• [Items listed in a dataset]
= = = = =

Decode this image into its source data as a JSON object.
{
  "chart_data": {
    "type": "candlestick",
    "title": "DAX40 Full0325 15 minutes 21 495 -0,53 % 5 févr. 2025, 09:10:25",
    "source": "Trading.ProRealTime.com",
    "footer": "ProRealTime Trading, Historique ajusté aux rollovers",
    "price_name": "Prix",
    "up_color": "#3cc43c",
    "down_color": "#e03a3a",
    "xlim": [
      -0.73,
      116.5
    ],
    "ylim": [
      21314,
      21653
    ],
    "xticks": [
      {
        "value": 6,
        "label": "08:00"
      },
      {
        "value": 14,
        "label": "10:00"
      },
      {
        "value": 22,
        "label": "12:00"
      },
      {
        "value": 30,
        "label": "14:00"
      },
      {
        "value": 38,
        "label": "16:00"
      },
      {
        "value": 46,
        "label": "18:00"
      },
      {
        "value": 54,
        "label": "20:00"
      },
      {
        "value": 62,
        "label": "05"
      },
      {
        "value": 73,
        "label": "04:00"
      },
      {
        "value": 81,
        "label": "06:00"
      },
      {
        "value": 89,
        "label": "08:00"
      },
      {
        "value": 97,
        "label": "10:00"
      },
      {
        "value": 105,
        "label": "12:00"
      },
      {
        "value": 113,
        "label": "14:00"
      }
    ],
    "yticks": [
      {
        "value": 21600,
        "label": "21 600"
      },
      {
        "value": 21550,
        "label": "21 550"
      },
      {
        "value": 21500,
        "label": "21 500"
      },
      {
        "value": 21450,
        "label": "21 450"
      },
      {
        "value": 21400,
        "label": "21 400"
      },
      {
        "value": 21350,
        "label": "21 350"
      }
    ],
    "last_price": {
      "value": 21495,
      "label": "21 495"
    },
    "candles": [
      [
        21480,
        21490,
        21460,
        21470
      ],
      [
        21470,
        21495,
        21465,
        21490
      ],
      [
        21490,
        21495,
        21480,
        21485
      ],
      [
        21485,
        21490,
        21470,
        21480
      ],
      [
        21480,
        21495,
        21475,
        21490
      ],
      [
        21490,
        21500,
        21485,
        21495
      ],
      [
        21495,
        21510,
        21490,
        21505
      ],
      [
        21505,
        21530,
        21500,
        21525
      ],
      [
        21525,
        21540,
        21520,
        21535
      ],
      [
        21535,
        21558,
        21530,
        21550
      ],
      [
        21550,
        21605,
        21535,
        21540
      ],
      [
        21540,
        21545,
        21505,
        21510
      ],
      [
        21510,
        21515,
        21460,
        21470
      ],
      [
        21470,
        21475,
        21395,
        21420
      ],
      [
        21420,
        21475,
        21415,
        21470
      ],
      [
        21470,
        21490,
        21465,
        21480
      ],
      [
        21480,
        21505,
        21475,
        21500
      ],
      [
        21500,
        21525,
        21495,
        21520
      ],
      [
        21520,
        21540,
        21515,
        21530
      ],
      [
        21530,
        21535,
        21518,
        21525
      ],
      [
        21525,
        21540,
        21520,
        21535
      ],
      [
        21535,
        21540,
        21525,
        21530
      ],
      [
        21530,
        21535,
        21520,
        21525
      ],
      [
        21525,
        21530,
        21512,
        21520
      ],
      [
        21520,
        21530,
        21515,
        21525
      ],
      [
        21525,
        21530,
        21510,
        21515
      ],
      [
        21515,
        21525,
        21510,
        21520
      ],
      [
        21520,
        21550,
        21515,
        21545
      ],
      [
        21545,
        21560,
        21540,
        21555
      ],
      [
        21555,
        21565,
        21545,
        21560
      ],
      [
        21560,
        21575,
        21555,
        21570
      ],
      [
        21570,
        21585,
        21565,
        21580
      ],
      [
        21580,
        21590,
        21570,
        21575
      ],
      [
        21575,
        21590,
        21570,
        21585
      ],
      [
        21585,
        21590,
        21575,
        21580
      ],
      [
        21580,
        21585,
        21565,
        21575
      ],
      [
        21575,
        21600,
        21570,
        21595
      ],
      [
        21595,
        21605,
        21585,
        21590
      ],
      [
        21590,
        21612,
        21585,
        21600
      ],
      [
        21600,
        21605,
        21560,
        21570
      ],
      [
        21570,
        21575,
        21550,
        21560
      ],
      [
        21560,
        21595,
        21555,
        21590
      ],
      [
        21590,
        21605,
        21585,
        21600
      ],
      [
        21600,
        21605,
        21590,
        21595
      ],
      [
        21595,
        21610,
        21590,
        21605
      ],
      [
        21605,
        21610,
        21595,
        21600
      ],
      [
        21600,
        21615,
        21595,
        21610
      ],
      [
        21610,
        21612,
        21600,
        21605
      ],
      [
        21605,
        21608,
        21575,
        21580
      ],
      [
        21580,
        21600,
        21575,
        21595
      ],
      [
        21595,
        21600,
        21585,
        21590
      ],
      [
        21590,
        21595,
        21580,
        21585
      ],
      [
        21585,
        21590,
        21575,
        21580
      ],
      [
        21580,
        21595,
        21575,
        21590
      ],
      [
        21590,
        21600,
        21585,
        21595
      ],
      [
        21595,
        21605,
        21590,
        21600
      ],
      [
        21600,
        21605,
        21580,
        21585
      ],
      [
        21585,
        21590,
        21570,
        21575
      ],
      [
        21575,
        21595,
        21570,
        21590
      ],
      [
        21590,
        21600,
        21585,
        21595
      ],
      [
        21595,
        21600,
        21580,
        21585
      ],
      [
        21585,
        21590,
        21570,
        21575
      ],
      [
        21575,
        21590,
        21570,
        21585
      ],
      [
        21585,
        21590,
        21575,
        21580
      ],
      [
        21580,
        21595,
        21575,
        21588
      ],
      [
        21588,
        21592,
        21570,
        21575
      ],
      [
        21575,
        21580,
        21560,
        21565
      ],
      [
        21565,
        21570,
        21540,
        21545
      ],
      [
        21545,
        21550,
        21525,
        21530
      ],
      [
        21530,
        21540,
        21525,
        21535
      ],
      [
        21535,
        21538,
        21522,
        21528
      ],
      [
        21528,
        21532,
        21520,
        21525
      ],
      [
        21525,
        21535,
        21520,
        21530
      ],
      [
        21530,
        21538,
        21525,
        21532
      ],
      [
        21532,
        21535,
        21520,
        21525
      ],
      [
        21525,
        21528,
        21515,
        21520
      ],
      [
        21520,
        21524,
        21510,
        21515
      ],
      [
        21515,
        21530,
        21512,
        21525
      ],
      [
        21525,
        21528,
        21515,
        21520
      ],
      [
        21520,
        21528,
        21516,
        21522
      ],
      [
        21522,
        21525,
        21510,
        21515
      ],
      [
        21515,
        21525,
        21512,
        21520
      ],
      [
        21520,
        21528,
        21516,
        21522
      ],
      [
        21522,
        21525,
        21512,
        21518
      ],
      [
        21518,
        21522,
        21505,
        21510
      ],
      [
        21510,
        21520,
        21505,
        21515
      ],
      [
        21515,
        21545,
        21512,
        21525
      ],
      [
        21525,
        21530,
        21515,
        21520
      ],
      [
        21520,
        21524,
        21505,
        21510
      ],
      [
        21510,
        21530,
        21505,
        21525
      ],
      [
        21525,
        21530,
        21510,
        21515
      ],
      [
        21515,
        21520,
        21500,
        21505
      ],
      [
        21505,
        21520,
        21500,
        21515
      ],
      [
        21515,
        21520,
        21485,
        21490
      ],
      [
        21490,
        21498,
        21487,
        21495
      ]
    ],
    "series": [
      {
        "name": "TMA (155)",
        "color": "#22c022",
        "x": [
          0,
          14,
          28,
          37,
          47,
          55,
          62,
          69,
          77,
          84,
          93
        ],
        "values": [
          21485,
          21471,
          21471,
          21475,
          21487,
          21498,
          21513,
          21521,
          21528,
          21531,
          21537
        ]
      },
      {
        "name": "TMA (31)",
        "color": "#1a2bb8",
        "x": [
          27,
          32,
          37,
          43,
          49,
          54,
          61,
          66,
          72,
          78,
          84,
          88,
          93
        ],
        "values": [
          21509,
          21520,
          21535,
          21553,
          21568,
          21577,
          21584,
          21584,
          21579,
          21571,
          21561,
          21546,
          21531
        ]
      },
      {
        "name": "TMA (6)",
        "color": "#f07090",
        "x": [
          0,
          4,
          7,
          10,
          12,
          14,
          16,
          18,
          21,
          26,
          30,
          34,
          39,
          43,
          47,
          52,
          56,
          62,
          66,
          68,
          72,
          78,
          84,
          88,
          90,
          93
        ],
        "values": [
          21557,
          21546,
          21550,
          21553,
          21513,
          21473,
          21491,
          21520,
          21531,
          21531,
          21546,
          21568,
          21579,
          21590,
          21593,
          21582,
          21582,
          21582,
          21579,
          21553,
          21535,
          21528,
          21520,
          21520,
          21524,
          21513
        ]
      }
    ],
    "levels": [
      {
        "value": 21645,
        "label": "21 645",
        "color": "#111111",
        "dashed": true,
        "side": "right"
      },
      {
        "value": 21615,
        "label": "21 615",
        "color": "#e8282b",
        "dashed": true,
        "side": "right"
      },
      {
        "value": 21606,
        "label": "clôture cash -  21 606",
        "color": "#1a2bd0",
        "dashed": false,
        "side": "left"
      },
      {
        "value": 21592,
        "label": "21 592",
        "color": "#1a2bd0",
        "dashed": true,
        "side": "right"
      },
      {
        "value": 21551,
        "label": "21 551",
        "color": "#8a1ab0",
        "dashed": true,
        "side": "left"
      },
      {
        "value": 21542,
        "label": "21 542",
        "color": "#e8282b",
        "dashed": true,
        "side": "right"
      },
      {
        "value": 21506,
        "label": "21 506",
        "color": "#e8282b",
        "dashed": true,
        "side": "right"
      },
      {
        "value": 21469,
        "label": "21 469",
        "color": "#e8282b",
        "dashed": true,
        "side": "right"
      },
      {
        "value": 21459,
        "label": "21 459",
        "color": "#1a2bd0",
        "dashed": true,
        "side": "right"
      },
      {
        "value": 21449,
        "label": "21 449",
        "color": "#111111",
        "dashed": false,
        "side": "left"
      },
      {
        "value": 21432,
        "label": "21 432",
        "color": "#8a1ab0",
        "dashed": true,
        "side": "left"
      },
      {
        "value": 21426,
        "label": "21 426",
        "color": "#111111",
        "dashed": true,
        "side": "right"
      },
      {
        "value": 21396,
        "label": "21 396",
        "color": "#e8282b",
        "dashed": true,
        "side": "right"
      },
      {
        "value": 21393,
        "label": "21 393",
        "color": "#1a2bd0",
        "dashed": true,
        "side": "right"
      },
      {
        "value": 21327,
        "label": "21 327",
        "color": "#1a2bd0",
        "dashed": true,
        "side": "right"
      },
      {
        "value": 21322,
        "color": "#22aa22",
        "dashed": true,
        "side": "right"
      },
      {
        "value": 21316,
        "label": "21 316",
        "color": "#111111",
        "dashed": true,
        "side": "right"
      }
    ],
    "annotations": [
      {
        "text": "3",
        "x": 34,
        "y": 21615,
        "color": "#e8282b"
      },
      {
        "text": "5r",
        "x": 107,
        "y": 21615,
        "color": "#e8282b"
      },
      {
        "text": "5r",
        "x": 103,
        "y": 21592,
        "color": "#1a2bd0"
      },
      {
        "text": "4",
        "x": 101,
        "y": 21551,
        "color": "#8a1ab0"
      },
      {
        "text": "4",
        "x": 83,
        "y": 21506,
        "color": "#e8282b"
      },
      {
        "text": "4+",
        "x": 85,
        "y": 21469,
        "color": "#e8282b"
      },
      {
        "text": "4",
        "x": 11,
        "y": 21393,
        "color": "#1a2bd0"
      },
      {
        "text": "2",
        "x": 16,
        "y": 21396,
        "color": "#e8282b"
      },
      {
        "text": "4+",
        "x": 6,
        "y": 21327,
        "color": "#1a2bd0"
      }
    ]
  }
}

= = = = =

• [WHAT THIS TASK INVOLVES] Of the lines above, how many hold the string "source"? Answer with only the number.

• [EXPECTED ANSWER] 2